Recorded data:

____

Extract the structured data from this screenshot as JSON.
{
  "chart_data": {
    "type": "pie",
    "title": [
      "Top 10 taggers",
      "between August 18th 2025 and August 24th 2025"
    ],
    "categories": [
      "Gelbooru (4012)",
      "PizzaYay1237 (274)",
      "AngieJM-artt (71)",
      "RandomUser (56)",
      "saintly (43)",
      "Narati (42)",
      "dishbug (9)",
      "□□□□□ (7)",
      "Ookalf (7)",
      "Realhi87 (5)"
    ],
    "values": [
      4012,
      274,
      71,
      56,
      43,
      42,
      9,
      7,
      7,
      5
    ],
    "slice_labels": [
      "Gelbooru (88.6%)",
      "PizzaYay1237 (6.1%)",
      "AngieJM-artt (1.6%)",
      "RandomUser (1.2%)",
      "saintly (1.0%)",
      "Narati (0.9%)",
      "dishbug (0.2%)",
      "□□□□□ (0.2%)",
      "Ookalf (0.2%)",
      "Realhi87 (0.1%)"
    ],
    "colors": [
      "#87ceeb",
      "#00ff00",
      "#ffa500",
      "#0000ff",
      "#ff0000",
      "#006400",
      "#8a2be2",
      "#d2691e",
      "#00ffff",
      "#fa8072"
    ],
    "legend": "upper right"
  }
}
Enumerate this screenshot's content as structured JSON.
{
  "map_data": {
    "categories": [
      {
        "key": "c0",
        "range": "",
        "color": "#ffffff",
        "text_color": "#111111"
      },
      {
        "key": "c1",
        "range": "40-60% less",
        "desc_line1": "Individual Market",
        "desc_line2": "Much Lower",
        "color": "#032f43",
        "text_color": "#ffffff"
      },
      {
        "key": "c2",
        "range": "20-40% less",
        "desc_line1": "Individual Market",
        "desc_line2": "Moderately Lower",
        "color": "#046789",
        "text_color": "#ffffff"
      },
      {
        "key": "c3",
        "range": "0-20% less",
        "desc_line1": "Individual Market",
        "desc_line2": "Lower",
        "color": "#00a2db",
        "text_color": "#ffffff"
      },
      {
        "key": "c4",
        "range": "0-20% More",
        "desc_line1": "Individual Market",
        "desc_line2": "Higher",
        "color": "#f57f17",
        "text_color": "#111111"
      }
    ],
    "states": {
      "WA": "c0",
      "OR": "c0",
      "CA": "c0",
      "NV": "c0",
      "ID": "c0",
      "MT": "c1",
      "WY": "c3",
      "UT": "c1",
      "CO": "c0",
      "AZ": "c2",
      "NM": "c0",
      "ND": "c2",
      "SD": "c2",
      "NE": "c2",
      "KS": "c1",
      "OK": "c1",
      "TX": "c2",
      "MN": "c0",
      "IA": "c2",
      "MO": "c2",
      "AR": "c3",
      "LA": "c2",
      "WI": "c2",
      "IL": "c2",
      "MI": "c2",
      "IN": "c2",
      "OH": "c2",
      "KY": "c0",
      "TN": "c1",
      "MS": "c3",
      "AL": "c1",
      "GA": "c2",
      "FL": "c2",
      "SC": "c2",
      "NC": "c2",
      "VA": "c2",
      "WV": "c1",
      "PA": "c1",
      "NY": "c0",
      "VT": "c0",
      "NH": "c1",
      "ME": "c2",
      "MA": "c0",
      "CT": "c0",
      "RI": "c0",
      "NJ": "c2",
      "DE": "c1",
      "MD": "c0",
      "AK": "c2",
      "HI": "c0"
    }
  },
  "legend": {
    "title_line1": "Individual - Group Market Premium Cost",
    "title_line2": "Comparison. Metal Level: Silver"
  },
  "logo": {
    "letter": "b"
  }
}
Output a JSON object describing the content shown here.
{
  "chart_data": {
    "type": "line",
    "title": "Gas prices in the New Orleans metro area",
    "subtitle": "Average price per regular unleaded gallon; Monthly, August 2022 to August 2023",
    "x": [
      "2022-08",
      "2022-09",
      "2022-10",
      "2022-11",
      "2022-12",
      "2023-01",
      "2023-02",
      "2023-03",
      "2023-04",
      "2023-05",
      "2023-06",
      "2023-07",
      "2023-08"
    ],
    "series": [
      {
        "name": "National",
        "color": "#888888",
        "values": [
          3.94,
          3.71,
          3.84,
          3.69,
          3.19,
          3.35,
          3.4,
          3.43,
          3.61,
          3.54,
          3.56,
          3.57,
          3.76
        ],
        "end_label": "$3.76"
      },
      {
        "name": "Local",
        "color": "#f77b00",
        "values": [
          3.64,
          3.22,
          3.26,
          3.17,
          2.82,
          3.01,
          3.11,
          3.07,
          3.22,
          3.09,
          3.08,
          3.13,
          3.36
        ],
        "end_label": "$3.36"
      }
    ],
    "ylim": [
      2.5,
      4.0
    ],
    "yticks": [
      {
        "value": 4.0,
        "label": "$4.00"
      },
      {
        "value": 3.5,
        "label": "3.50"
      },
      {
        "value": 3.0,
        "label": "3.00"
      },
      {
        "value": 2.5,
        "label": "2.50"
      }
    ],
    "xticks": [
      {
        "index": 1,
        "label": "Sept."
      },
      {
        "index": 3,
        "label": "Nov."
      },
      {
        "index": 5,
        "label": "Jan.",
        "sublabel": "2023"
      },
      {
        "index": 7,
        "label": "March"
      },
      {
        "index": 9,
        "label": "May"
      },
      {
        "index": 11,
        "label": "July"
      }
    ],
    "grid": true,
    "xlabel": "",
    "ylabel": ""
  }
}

____

Pick out the lines that include the word "this" and write them out.

Extract the structured data from this screenshot as JSON.
Enumerate this screenshot's content as structured JSON.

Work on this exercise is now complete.